◆ Passage provided ◆
Sunni Islam organization based in Indonesia

Muhammadiyah (محمدية), officially the Muhammadiyah Society (Persyarikatan Muhammadiyah), is a major Islamic Mass Organization in Indonesia. The organization was founded in 1912 by Ahmad Dahlan in the city of Yogyakarta as a reformist socio-religious movement. Muhammadiyah promotes ijtihad—the contextual and dynamic derivation of Islamic law directly from the Qur'an and sunnah, while rejecting taqlid—blind adherence . Since its inception, Muhammadiyah has implemented a platform of renewal that integrates religious and secular education. This approach was adopted primarily as a means to foster social mobility among Muslims towards a modern, progressive society, while simultaneously purifying Islamic teachings in Indonesia. It continues to support local culture and promote religious tolerance in Indonesia, while a few of its higher education institutions are attended mostly by non-Muslims, especially in East Nusa Tenggara and Papua provinces. The group also runs a large chain of charity hospitals, and operated 128 universities as of the late 1990s.

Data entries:

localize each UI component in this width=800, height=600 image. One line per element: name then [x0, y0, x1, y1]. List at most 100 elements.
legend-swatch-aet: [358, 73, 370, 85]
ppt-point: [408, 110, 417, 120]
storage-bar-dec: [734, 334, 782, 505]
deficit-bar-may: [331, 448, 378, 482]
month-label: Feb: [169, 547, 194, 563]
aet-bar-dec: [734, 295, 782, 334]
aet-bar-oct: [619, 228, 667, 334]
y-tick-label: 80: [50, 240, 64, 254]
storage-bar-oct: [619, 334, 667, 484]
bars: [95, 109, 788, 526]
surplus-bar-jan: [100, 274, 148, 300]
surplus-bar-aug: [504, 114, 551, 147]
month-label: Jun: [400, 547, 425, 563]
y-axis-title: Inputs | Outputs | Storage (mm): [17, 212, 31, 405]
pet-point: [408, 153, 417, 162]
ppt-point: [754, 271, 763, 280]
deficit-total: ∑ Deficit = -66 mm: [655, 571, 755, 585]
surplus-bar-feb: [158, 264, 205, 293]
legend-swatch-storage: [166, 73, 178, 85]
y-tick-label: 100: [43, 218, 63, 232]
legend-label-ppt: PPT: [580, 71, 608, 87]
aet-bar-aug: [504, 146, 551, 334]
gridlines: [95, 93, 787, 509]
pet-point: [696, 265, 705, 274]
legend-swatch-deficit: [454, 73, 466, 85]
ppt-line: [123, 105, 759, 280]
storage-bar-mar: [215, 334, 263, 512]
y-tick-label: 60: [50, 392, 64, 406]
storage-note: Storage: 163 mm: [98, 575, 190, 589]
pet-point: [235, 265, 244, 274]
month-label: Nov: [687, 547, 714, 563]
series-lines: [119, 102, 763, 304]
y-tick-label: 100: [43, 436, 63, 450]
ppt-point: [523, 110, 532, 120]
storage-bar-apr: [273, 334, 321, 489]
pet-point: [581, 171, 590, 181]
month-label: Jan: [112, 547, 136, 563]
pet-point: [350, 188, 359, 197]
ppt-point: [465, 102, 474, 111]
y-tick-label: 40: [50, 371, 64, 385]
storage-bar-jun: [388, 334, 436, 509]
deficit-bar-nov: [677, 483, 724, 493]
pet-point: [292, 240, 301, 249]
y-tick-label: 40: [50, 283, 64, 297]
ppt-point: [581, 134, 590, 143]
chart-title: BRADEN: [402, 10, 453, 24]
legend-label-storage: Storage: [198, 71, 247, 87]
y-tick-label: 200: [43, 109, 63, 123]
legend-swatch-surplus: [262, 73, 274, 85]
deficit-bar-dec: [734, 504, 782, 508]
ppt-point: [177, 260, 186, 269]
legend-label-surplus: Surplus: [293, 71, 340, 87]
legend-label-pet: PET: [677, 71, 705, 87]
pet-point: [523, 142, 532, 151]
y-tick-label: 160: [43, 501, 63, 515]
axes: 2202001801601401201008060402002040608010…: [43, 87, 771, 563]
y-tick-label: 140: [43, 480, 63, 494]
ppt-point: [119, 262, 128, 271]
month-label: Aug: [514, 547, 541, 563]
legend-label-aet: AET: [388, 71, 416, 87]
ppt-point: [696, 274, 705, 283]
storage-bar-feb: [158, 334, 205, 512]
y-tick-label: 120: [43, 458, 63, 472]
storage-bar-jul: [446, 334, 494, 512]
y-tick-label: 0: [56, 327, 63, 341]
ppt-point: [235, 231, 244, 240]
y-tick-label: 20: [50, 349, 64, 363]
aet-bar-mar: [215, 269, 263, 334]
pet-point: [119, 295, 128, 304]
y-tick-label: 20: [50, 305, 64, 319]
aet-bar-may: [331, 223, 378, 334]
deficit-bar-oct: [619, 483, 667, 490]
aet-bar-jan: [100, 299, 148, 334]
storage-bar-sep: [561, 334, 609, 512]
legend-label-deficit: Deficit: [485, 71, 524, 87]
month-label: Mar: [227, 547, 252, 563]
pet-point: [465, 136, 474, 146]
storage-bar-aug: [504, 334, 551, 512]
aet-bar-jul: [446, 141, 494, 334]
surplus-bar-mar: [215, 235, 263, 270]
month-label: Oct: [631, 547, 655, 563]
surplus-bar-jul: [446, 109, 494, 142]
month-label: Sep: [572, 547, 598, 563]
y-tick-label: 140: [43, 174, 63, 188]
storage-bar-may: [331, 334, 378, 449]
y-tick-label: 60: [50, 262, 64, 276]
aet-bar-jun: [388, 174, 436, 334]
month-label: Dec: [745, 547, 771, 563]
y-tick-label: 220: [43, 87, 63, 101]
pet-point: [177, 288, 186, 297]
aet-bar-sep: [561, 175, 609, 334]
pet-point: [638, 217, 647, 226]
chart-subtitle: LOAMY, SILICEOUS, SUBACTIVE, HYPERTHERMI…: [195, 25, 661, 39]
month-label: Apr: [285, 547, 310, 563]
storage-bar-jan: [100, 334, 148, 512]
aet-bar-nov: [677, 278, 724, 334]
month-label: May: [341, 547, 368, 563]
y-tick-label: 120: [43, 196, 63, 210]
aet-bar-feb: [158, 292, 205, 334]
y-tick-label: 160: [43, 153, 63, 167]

◆ What the task requires ◆
Carry on the passage about Muhammadiyah, the Indonesian Islamic organization, from its last sentence. The data entries are separate material and have no connection to the passage about Muhammadiyah.

◆ Expected answer ◆
At the time of Dahlan's death in 1923, the organization reported a membership of 2,622 men and 724 women, mostly residents of Yogyakarta. Membership grew steadily—10,000 in 1928, 17,000 in 1929, and 24,000 in 1931. By the 1930s, moreover, it had begun to establish branches beyond Java, the main center of population, throughout Indonesia, and today it is said to be the second largest Islamic organization in Indonesia (behind Nahdlatul Ulama) with 60 million members in 2019. The membership is largely urban and middle class in composition. Although Muhammadiyah leaders and members are often actively involved in shaping politics in Indonesia, Muhammadiyah is not a political party. It has devoted itself to social and educational activities.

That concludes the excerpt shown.